= DIRECTIONS =
Revise the lines starting at the one containing "indicator-cell: В сопоставимых ценах [88,504,170,552]" and ending at the one containing "value-cell: 1 530 821,7 [457,178,514,202]", replacing "млн рублей" with "млрд рублей" and leaving everything else unchanged.

= SUPPLIED DATA =
>> begin
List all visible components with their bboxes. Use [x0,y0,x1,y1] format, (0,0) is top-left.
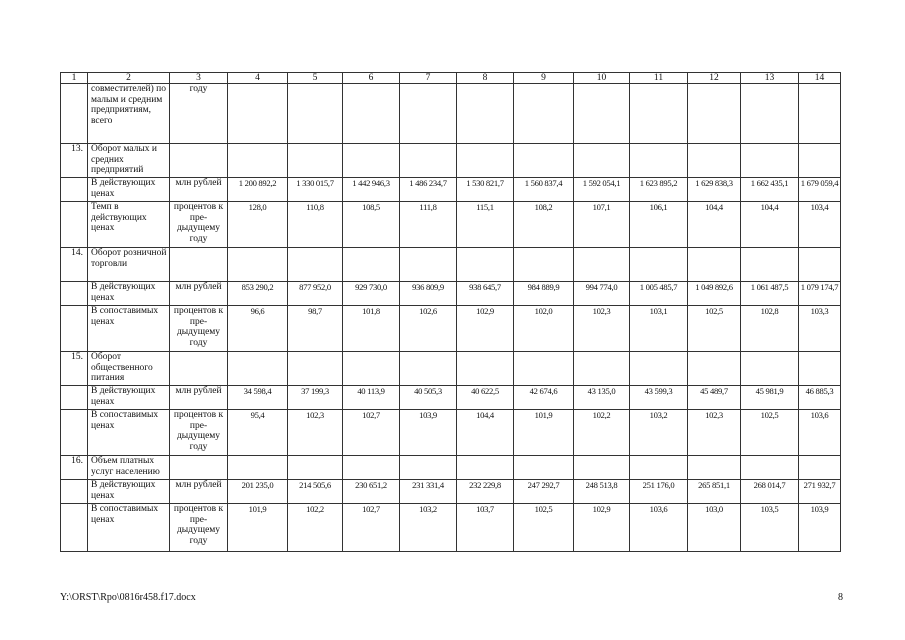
indicator-cell: В сопоставимых ценах [88,504,170,552]
value-cell: 102,0 [514,306,574,352]
value-cell: 102,3 [688,410,741,456]
row-number-cell [61,202,88,248]
indicator-cell: В сопоставимых ценах [88,410,170,456]
value-cell [574,144,630,178]
value-cell [630,456,688,480]
unit-cell: году [170,84,228,144]
unit-cell: млн рублей [170,386,228,410]
value-cell: 103,9 [799,504,841,552]
value-cell [514,84,574,144]
unit-cell: процентов к пре-дыдущему году [170,306,228,352]
data-table [60,72,841,552]
value-cell: 103,6 [799,410,841,456]
table-row [61,282,841,306]
value-cell: 103,0 [688,504,741,552]
value-cell: 102,5 [741,410,799,456]
value-cell [574,84,630,144]
value-cell: 102,9 [574,504,630,552]
value-cell [799,144,841,178]
value-cell: 103,1 [630,306,688,352]
row-number-cell: 14. [61,248,88,282]
indicator-cell: Объем платных услуг населению [88,456,170,480]
value-cell: 102,2 [288,504,343,552]
unit-cell [170,456,228,480]
value-cell [799,456,841,480]
value-cell [514,456,574,480]
header-cell: 14 [799,73,841,84]
table-row [61,386,841,410]
value-cell [228,456,288,480]
value-cell [630,84,688,144]
value-cell: 103,2 [630,410,688,456]
unit-cell: млн рублей [170,480,228,504]
table-row [61,306,841,352]
value-cell: 104,4 [741,202,799,248]
value-cell [514,248,574,282]
value-cell [574,456,630,480]
unit-cell: процентов к пре-дыдущему году [170,202,228,248]
value-cell: 43 599,3 [630,386,688,410]
value-cell: 230 651,2 [343,480,400,504]
value-cell: 1 629 838,3 [688,178,741,202]
value-cell: 936 809,9 [400,282,457,306]
value-cell: 102,7 [343,410,400,456]
header-cell: 12 [688,73,741,84]
value-cell: 43 135,0 [574,386,630,410]
value-cell: 1 079 174,7 [799,282,841,306]
value-cell: 104,4 [688,202,741,248]
value-cell: 103,5 [741,504,799,552]
header-cell: 8 [457,73,514,84]
header-cell: 5 [288,73,343,84]
header-cell: 2 [88,73,170,84]
value-cell [288,456,343,480]
table-row [61,248,841,282]
table-row [61,480,841,504]
value-cell: 1 592 054,1 [574,178,630,202]
value-cell [741,352,799,386]
value-cell [741,144,799,178]
value-cell: 98,7 [288,306,343,352]
value-cell [630,144,688,178]
value-cell [799,248,841,282]
indicator-cell: В действующих ценах [88,178,170,202]
table-row [61,202,841,248]
value-cell [514,144,574,178]
table-row [61,410,841,456]
value-cell [228,144,288,178]
value-cell: 1 530 821,7 [457,178,514,202]
value-cell: 1 662 435,1 [741,178,799,202]
unit-cell [170,352,228,386]
table-row [61,144,841,178]
value-cell: 108,2 [514,202,574,248]
value-cell [457,248,514,282]
unit-cell [170,248,228,282]
value-cell: 231 331,4 [400,480,457,504]
value-cell: 1 200 892,2 [228,178,288,202]
value-cell [343,144,400,178]
value-cell: 102,8 [741,306,799,352]
indicator-cell: В действующих ценах [88,282,170,306]
value-cell: 102,2 [574,410,630,456]
value-cell: 929 730,0 [343,282,400,306]
value-cell [741,84,799,144]
indicator-cell: совместителей) по малым и средним предприятиям, всего [88,84,170,144]
value-cell [343,248,400,282]
row-number-cell [61,178,88,202]
value-cell [343,352,400,386]
row-number-cell [61,386,88,410]
value-cell [457,84,514,144]
unit-cell: млн рублей [170,282,228,306]
indicator-cell: Оборот общественного питания [88,352,170,386]
value-cell [288,144,343,178]
value-cell: 1 560 837,4 [514,178,574,202]
unit-cell: процентов к пре-дыдущему году [170,504,228,552]
value-cell: 265 851,1 [688,480,741,504]
value-cell: 232 229,8 [457,480,514,504]
value-cell: 268 014,7 [741,480,799,504]
value-cell: 45 489,7 [688,386,741,410]
value-cell [741,248,799,282]
header-row [61,73,841,84]
page-number: 8 [838,592,843,603]
row-number-cell [61,84,88,144]
value-cell: 853 290,2 [228,282,288,306]
value-cell: 108,5 [343,202,400,248]
row-number-cell: 16. [61,456,88,480]
row-number-cell [61,282,88,306]
value-cell: 106,1 [630,202,688,248]
value-cell [228,248,288,282]
header-cell: 10 [574,73,630,84]
value-cell: 102,5 [688,306,741,352]
value-cell [400,456,457,480]
value-cell: 1 442 946,3 [343,178,400,202]
value-cell [400,352,457,386]
value-cell [799,352,841,386]
header-cell: 3 [170,73,228,84]
value-cell: 115,1 [457,202,514,248]
table-row [61,84,841,144]
value-cell: 37 199,3 [288,386,343,410]
value-cell [400,84,457,144]
value-cell: 101,9 [514,410,574,456]
header-cell: 13 [741,73,799,84]
value-cell: 110,8 [288,202,343,248]
row-number-cell: 13. [61,144,88,178]
value-cell: 1 486 234,7 [400,178,457,202]
value-cell [343,84,400,144]
header-cell: 1 [61,73,88,84]
value-cell [688,248,741,282]
value-cell: 102,5 [514,504,574,552]
header-cell: 7 [400,73,457,84]
value-cell: 248 513,8 [574,480,630,504]
value-cell: 103,4 [799,202,841,248]
value-cell: 111,8 [400,202,457,248]
footer-file-path: Y:\ORST\Rpo\0816r458.f17.docx [60,592,196,603]
value-cell [688,456,741,480]
value-cell: 247 292,7 [514,480,574,504]
value-cell [799,84,841,144]
value-cell: 201 235,0 [228,480,288,504]
table-row [61,352,841,386]
value-cell: 103,7 [457,504,514,552]
indicator-cell: В действующих ценах [88,386,170,410]
value-cell: 103,3 [799,306,841,352]
value-cell: 101,8 [343,306,400,352]
value-cell: 103,2 [400,504,457,552]
header-cell: 6 [343,73,400,84]
value-cell [457,144,514,178]
value-cell: 877 952,0 [288,282,343,306]
value-cell [574,352,630,386]
row-number-cell [61,306,88,352]
value-cell [288,352,343,386]
value-cell [228,84,288,144]
value-cell: 1 005 485,7 [630,282,688,306]
value-cell: 984 889,9 [514,282,574,306]
value-cell: 102,3 [574,306,630,352]
value-cell [741,456,799,480]
value-cell: 40 505,3 [400,386,457,410]
value-cell [688,352,741,386]
value-cell [228,352,288,386]
row-number-cell [61,410,88,456]
value-cell: 938 645,7 [457,282,514,306]
value-cell: 107,1 [574,202,630,248]
value-cell [574,248,630,282]
value-cell: 1 061 487,5 [741,282,799,306]
value-cell: 102,6 [400,306,457,352]
value-cell: 271 932,7 [799,480,841,504]
value-cell [343,456,400,480]
unit-cell: процентов к пре-дыдущему году [170,410,228,456]
value-cell: 214 505,6 [288,480,343,504]
value-cell [400,144,457,178]
value-cell: 103,6 [630,504,688,552]
value-cell: 101,9 [228,504,288,552]
value-cell: 251 176,0 [630,480,688,504]
value-cell: 96,6 [228,306,288,352]
value-cell: 95,4 [228,410,288,456]
header-cell: 9 [514,73,574,84]
value-cell [630,352,688,386]
unit-cell: млн рублей [170,178,228,202]
table-row [61,178,841,202]
indicator-cell: Оборот малых и средних предприятий [88,144,170,178]
indicator-cell: В сопоставимых ценах [88,306,170,352]
value-cell [457,352,514,386]
value-cell: 1 330 015,7 [288,178,343,202]
indicator-cell: Темп в действующих ценах [88,202,170,248]
value-cell: 128,0 [228,202,288,248]
value-cell [688,84,741,144]
value-cell [457,456,514,480]
value-cell: 102,3 [288,410,343,456]
value-cell [288,248,343,282]
value-cell: 40 622,5 [457,386,514,410]
value-cell [630,248,688,282]
value-cell: 103,9 [400,410,457,456]
value-cell [514,352,574,386]
value-cell: 46 885,3 [799,386,841,410]
value-cell: 994 774,0 [574,282,630,306]
indicator-cell: В действующих ценах [88,480,170,504]
row-number-cell [61,480,88,504]
value-cell: 40 113,9 [343,386,400,410]
value-cell: 1 679 059,4 [799,178,841,202]
value-cell: 1 049 892,6 [688,282,741,306]
value-cell: 34 598,4 [228,386,288,410]
header-cell: 11 [630,73,688,84]
value-cell [688,144,741,178]
value-cell: 102,9 [457,306,514,352]
table-row [61,456,841,480]
value-cell: 1 623 895,2 [630,178,688,202]
value-cell: 42 674,6 [514,386,574,410]
value-cell [288,84,343,144]
row-number-cell [61,504,88,552]
value-cell: 102,7 [343,504,400,552]
value-cell [400,248,457,282]
unit-cell [170,144,228,178]
value-cell: 45 981,9 [741,386,799,410]
header-cell: 4 [228,73,288,84]
value-cell: 104,4 [457,410,514,456]
table-row [61,504,841,552]
row-number-cell: 15. [61,352,88,386]
indicator-cell: Оборот розничной торговли [88,248,170,282]
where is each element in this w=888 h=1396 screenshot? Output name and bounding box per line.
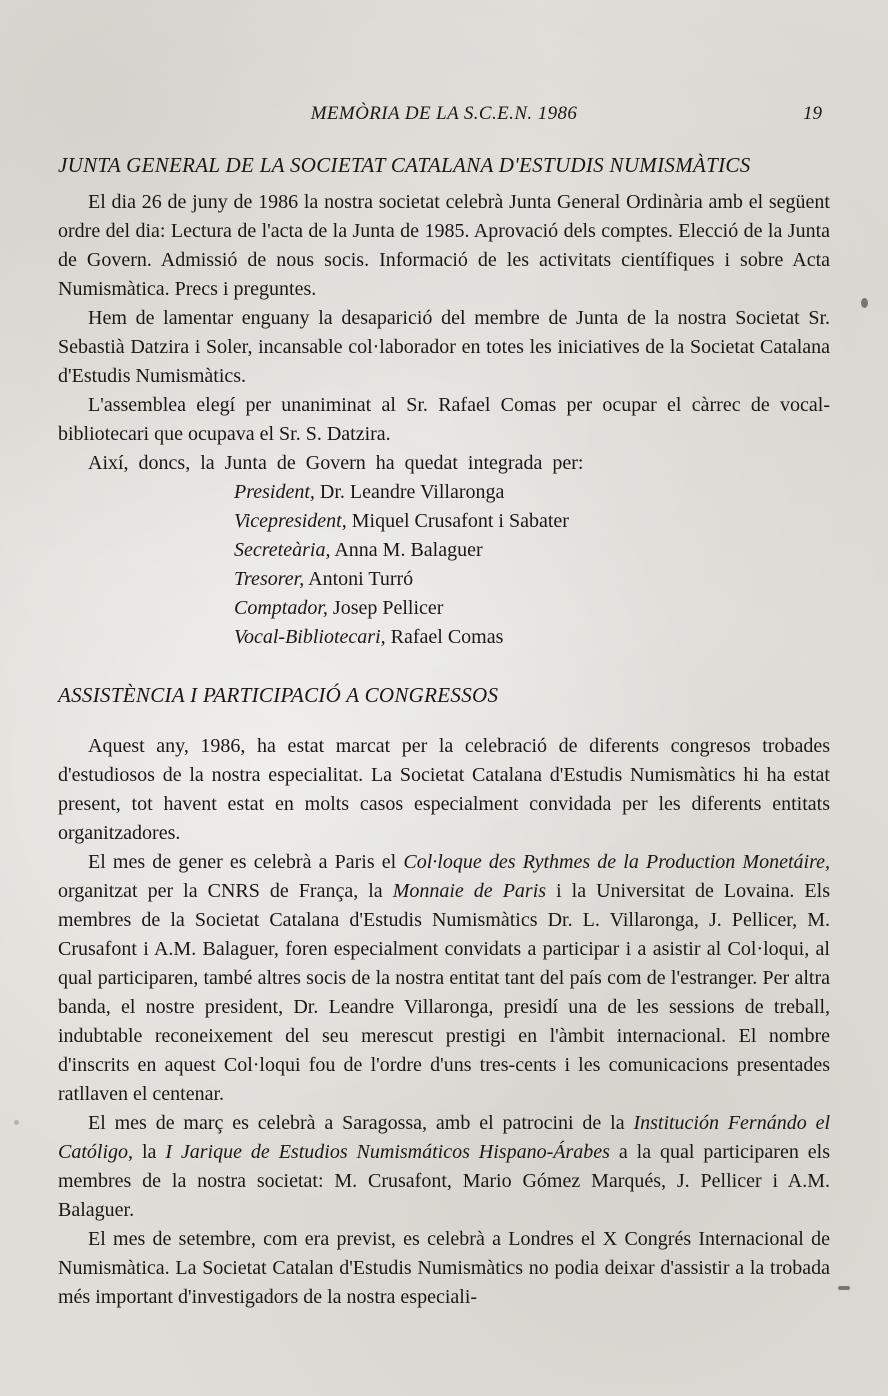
>> end
= FULL RESPONSE =
indicator-cell: В сопоставимых ценах [88,504,170,552]
value-cell: 102,0 [514,306,574,352]
value-cell: 102,3 [688,410,741,456]
row-number-cell [61,202,88,248]
indicator-cell: В сопоставимых ценах [88,410,170,456]
value-cell [574,144,630,178]
value-cell [630,456,688,480]
unit-cell: году [170,84,228,144]
unit-cell: млрд рублей [170,386,228,410]
value-cell: 103,9 [799,504,841,552]
value-cell [514,84,574,144]
unit-cell: процентов к пре-дыдущему году [170,306,228,352]
data-table [60,72,841,552]
value-cell: 103,6 [799,410,841,456]
table-row [61,282,841,306]
value-cell: 103,0 [688,504,741,552]
value-cell: 102,5 [741,410,799,456]
value-cell [574,84,630,144]
value-cell: 102,9 [574,504,630,552]
value-cell [799,144,841,178]
value-cell: 103,1 [630,306,688,352]
row-number-cell: 14. [61,248,88,282]
indicator-cell: Объем платных услуг населению [88,456,170,480]
value-cell: 102,2 [288,504,343,552]
unit-cell [170,456,228,480]
value-cell [799,456,841,480]
value-cell [514,456,574,480]
header-cell: 14 [799,73,841,84]
table-row [61,386,841,410]
value-cell [228,456,288,480]
value-cell [630,84,688,144]
value-cell: 103,2 [630,410,688,456]
unit-cell: млрд рублей [170,480,228,504]
table-row [61,306,841,352]
value-cell: 104,4 [741,202,799,248]
value-cell [514,248,574,282]
value-cell [574,456,630,480]
unit-cell: процентов к пре-дыдущему году [170,202,228,248]
value-cell: 43 599,3 [630,386,688,410]
value-cell: 230 651,2 [343,480,400,504]
value-cell: 1 629 838,3 [688,178,741,202]
value-cell: 936 809,9 [400,282,457,306]
value-cell: 102,7 [343,410,400,456]
header-cell: 12 [688,73,741,84]
value-cell: 43 135,0 [574,386,630,410]
value-cell: 1 079 174,7 [799,282,841,306]
value-cell: 104,4 [688,202,741,248]
value-cell: 103,5 [741,504,799,552]
header-cell: 8 [457,73,514,84]
header-cell: 5 [288,73,343,84]
header-cell: 2 [88,73,170,84]
value-cell [288,456,343,480]
table-row [61,248,841,282]
table-row [61,480,841,504]
value-cell: 1 592 054,1 [574,178,630,202]
value-cell [741,352,799,386]
value-cell [741,144,799,178]
value-cell: 98,7 [288,306,343,352]
value-cell [630,144,688,178]
value-cell [799,248,841,282]
indicator-cell: В действующих ценах [88,178,170,202]
table-row [61,202,841,248]
value-cell [514,144,574,178]
table-row [61,410,841,456]
value-cell [228,144,288,178]
value-cell: 1 530 821,7 [457,178,514,202]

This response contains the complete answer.